What this task involves: Pictures stay out of the copy; restate everything else in the material exactly.

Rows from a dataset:
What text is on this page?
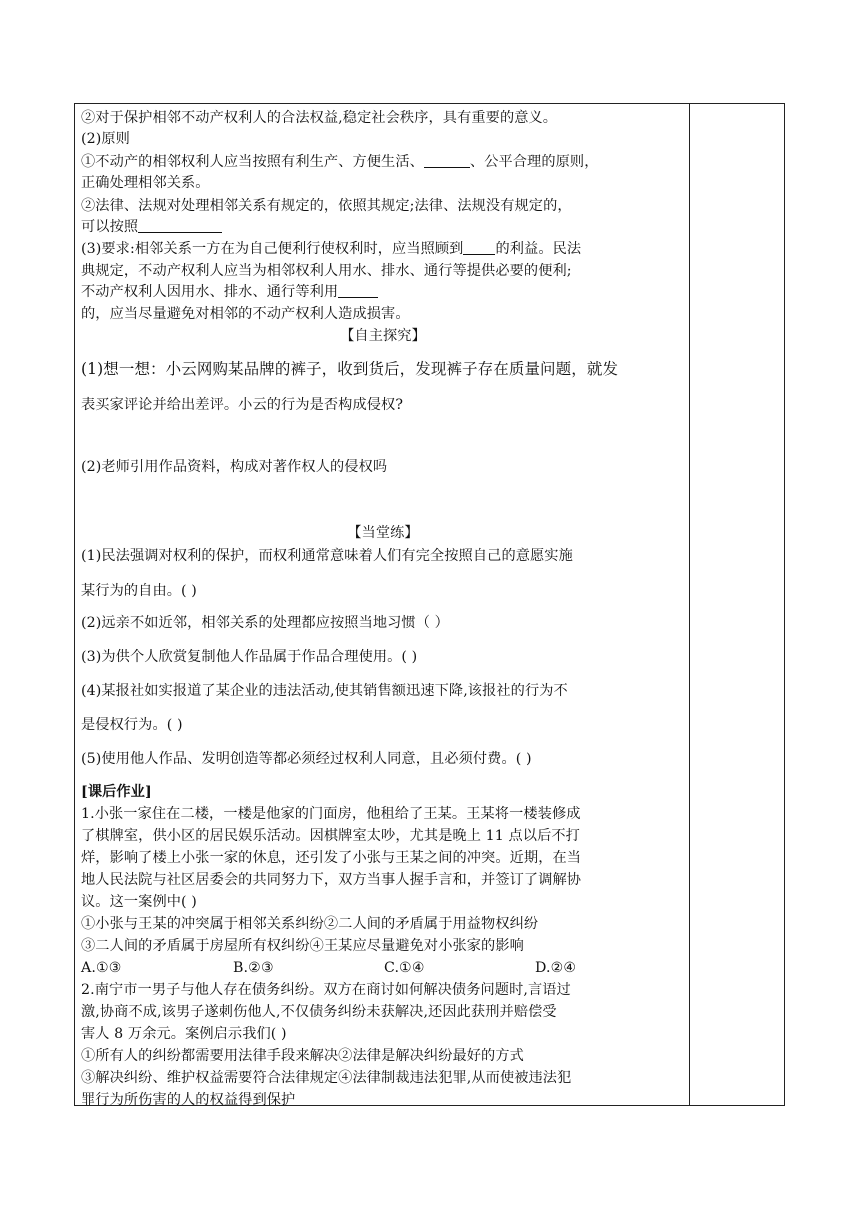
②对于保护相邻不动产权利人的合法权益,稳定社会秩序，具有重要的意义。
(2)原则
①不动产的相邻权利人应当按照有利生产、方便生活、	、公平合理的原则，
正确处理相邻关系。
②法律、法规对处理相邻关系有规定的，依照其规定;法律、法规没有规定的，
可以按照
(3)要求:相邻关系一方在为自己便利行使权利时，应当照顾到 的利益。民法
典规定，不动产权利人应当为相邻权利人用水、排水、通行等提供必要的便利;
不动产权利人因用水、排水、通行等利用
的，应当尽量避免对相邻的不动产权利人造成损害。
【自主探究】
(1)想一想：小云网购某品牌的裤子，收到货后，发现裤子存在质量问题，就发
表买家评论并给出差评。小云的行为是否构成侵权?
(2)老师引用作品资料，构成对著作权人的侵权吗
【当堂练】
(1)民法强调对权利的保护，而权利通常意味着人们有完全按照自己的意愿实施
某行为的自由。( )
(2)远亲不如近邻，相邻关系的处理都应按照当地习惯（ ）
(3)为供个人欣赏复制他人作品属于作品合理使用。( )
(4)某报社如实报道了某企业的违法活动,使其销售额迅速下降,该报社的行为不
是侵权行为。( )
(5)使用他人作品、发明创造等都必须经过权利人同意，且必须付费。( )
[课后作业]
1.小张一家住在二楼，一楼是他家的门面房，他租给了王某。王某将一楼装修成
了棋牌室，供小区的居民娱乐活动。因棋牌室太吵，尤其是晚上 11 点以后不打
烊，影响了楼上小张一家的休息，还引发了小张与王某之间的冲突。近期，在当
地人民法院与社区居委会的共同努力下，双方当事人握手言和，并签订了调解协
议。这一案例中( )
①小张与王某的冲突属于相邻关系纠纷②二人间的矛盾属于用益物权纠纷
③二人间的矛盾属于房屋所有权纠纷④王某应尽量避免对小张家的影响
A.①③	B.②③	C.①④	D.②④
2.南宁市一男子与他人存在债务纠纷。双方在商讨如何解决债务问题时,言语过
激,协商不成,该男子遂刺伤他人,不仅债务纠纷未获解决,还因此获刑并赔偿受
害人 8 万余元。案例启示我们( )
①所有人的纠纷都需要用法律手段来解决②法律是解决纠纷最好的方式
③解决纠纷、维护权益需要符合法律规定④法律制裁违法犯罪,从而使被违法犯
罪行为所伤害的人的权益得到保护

Completed exercise:
What text is on this page?
②对于保护相邻不动产权利人的合法权益,稳定社会秩序，具有重要的意义。
(2)原则
①不动产的相邻权利人应当按照有利生产、方便生活、	、公平合理的原则，
正确处理相邻关系。
②法律、法规对处理相邻关系有规定的，依照其规定;法律、法规没有规定的，
可以按照
(3)要求:相邻关系一方在为自己便利行使权利时，应当照顾到 的利益。民法
典规定，不动产权利人应当为相邻权利人用水、排水、通行等提供必要的便利;
不动产权利人因用水、排水、通行等利用
的，应当尽量避免对相邻的不动产权利人造成损害。
【自主探究】
(1)想一想：小云网购某品牌的裤子，收到货后，发现裤子存在质量问题，就发
表买家评论并给出差评。小云的行为是否构成侵权?
(2)老师引用作品资料，构成对著作权人的侵权吗
【当堂练】
(1)民法强调对权利的保护，而权利通常意味着人们有完全按照自己的意愿实施
某行为的自由。( )
(2)远亲不如近邻，相邻关系的处理都应按照当地习惯（ ）
(3)为供个人欣赏复制他人作品属于作品合理使用。( )
(4)某报社如实报道了某企业的违法活动,使其销售额迅速下降,该报社的行为不
是侵权行为。( )
(5)使用他人作品、发明创造等都必须经过权利人同意，且必须付费。( )
[课后作业]
1.小张一家住在二楼，一楼是他家的门面房，他租给了王某。王某将一楼装修成
了棋牌室，供小区的居民娱乐活动。因棋牌室太吵，尤其是晚上 11 点以后不打
烊，影响了楼上小张一家的休息，还引发了小张与王某之间的冲突。近期，在当
地人民法院与社区居委会的共同努力下，双方当事人握手言和，并签订了调解协
议。这一案例中( )
①小张与王某的冲突属于相邻关系纠纷②二人间的矛盾属于用益物权纠纷
③二人间的矛盾属于房屋所有权纠纷④王某应尽量避免对小张家的影响
A.①③	B.②③	C.①④	D.②④
2.南宁市一男子与他人存在债务纠纷。双方在商讨如何解决债务问题时,言语过
激,协商不成,该男子遂刺伤他人,不仅债务纠纷未获解决,还因此获刑并赔偿受
害人 8 万余元。案例启示我们( )
①所有人的纠纷都需要用法律手段来解决②法律是解决纠纷最好的方式
③解决纠纷、维护权益需要符合法律规定④法律制裁违法犯罪,从而使被违法犯
罪行为所伤害的人的权益得到保护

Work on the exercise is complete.